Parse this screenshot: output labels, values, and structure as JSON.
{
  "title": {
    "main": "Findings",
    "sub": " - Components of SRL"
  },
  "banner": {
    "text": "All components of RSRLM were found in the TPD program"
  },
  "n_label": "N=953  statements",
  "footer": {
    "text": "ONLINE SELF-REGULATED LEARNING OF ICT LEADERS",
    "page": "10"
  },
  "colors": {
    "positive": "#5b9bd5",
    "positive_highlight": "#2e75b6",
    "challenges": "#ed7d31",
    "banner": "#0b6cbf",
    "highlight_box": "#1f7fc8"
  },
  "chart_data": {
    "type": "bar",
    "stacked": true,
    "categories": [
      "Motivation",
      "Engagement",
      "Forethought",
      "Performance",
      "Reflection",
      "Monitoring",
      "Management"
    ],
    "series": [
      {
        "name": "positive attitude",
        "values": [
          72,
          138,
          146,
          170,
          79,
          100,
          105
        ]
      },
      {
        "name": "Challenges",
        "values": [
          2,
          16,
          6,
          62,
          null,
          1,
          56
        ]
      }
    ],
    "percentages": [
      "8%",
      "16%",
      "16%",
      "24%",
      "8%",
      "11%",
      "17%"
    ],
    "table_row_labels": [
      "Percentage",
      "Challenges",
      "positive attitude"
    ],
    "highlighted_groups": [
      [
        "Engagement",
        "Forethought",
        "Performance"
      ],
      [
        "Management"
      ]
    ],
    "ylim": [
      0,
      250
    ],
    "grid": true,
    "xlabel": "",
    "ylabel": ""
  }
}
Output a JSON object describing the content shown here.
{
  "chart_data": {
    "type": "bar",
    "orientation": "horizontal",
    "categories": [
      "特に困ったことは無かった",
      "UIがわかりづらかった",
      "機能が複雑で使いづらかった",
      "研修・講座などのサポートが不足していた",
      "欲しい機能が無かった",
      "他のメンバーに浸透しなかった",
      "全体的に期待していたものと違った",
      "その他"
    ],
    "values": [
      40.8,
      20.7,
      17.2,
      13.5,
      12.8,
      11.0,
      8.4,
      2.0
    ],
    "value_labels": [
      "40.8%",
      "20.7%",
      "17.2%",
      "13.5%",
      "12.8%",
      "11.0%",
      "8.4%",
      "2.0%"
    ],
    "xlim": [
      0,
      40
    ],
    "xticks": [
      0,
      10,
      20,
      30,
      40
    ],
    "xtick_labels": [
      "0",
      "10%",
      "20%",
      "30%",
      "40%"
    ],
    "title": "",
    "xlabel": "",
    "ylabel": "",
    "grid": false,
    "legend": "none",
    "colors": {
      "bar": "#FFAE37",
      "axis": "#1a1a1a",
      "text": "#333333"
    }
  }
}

What you need to do:
Give back the lines above exactly, from the one with "Output a JSON" through the last line.

The result:
Output a JSON object describing the content shown here.
{
  "chart_data": {
    "type": "bar",
    "orientation": "horizontal",
    "categories": [
      "特に困ったことは無かった",
      "UIがわかりづらかった",
      "機能が複雑で使いづらかった",
      "研修・講座などのサポートが不足していた",
      "欲しい機能が無かった",
      "他のメンバーに浸透しなかった",
      "全体的に期待していたものと違った",
      "その他"
    ],
    "values": [
      40.8,
      20.7,
      17.2,
      13.5,
      12.8,
      11.0,
      8.4,
      2.0
    ],
    "value_labels": [
      "40.8%",
      "20.7%",
      "17.2%",
      "13.5%",
      "12.8%",
      "11.0%",
      "8.4%",
      "2.0%"
    ],
    "xlim": [
      0,
      40
    ],
    "xticks": [
      0,
      10,
      20,
      30,
      40
    ],
    "xtick_labels": [
      "0",
      "10%",
      "20%",
      "30%",
      "40%"
    ],
    "title": "",
    "xlabel": "",
    "ylabel": "",
    "grid": false,
    "legend": "none",
    "colors": {
      "bar": "#FFAE37",
      "axis": "#1a1a1a",
      "text": "#333333"
    }
  }
}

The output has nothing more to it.